[YOUR OBJECTIVE]:
Show, in full, each line of the data that contains "heading".

______________________________

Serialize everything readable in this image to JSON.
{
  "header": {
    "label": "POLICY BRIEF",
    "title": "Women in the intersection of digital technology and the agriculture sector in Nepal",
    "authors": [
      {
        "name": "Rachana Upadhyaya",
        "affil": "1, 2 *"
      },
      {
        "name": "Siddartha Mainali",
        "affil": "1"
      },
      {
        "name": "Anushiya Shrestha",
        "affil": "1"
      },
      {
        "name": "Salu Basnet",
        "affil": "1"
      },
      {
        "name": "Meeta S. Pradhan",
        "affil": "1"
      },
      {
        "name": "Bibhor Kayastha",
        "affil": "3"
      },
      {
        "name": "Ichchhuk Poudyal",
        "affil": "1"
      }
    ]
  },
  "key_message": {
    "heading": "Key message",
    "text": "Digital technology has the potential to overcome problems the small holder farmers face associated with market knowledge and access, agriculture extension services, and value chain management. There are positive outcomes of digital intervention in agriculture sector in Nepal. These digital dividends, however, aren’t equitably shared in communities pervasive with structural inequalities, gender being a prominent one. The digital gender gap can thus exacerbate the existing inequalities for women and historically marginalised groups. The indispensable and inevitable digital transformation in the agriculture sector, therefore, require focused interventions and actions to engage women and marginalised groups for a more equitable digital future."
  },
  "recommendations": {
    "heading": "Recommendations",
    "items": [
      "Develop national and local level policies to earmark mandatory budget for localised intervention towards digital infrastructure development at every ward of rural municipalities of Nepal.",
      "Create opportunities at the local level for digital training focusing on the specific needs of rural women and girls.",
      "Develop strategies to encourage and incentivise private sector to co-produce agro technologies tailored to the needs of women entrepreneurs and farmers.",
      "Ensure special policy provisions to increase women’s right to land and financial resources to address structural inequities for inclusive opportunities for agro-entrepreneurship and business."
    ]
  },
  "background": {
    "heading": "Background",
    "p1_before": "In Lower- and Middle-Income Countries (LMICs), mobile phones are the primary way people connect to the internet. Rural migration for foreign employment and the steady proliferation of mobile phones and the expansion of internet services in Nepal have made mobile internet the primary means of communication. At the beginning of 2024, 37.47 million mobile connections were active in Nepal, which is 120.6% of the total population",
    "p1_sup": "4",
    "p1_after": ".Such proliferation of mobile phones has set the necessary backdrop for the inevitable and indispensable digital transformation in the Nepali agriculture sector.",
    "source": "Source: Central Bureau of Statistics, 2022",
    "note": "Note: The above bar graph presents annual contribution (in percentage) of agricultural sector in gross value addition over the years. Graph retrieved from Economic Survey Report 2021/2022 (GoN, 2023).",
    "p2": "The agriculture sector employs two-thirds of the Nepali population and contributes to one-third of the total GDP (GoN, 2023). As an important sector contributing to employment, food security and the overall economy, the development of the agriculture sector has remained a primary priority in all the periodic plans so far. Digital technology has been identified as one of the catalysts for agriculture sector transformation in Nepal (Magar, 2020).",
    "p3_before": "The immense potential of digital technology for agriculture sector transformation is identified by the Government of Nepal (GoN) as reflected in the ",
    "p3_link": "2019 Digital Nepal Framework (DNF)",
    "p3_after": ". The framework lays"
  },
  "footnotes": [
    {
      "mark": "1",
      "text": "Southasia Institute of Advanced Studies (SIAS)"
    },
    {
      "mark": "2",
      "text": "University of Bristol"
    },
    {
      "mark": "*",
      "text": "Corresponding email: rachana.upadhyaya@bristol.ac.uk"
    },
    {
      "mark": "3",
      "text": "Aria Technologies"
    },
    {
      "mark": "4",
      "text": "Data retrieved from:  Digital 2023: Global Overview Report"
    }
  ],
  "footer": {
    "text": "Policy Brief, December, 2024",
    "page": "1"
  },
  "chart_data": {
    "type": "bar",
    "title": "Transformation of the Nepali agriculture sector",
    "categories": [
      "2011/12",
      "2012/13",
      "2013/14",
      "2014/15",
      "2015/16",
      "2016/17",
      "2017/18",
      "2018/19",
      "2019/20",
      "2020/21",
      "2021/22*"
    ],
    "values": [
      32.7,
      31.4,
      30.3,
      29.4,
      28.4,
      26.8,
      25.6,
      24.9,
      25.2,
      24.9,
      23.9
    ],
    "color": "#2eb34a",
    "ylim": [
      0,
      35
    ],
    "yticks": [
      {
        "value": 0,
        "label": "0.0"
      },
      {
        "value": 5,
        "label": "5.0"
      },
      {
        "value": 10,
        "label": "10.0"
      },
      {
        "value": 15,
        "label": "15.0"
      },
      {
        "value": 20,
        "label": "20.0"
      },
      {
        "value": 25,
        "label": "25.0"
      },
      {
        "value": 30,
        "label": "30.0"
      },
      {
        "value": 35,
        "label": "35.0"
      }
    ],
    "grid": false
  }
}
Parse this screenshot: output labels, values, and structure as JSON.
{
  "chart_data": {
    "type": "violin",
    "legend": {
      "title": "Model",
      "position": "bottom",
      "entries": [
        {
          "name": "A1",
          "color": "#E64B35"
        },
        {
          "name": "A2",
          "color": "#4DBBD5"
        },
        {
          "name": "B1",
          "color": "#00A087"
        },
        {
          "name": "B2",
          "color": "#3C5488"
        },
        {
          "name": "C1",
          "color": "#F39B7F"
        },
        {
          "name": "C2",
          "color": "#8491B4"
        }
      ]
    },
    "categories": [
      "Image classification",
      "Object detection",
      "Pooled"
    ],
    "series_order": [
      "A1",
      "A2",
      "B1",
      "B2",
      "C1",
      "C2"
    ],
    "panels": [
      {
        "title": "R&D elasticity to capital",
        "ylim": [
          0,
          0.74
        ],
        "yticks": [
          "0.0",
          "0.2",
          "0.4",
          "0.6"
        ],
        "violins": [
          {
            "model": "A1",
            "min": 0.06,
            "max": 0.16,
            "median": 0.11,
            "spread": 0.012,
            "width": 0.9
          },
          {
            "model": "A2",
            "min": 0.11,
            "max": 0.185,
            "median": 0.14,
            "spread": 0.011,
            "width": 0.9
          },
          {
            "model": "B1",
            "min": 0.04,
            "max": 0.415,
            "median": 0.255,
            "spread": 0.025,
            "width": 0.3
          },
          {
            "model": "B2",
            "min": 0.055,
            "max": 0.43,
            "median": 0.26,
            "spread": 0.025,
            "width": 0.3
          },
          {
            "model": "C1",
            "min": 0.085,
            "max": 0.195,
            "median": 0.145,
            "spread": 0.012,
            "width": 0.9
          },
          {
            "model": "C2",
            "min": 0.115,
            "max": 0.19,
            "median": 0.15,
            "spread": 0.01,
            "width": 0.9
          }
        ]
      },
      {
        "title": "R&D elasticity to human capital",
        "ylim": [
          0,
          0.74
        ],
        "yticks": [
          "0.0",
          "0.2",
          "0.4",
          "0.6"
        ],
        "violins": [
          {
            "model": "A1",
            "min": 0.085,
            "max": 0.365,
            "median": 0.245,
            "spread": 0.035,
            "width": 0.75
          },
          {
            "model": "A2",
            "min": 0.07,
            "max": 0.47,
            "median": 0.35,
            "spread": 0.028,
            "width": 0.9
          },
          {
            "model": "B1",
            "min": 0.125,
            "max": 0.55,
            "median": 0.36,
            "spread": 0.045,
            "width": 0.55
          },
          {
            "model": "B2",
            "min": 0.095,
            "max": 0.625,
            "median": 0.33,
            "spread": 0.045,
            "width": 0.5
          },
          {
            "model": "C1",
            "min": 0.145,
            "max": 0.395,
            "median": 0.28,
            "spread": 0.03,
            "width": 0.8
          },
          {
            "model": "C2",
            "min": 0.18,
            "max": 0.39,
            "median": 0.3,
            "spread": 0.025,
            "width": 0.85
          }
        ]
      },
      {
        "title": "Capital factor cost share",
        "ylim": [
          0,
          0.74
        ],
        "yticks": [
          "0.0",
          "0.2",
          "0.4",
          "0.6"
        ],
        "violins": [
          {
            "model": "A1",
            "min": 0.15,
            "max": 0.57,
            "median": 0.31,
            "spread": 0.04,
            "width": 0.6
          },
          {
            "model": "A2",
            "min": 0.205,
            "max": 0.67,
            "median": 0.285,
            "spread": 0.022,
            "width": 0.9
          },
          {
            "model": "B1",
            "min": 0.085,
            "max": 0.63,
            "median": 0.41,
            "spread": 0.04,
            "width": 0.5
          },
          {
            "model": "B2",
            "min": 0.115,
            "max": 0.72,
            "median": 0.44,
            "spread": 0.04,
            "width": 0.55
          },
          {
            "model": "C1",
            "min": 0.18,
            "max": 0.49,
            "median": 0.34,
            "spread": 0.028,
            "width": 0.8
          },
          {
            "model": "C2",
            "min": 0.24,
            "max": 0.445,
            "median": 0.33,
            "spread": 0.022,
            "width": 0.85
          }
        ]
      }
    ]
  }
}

______________________________

[RESPONSE TO THE EXERCISE]:
    "heading": "Key message",
    "heading": "Recommendations",
    "heading": "Background",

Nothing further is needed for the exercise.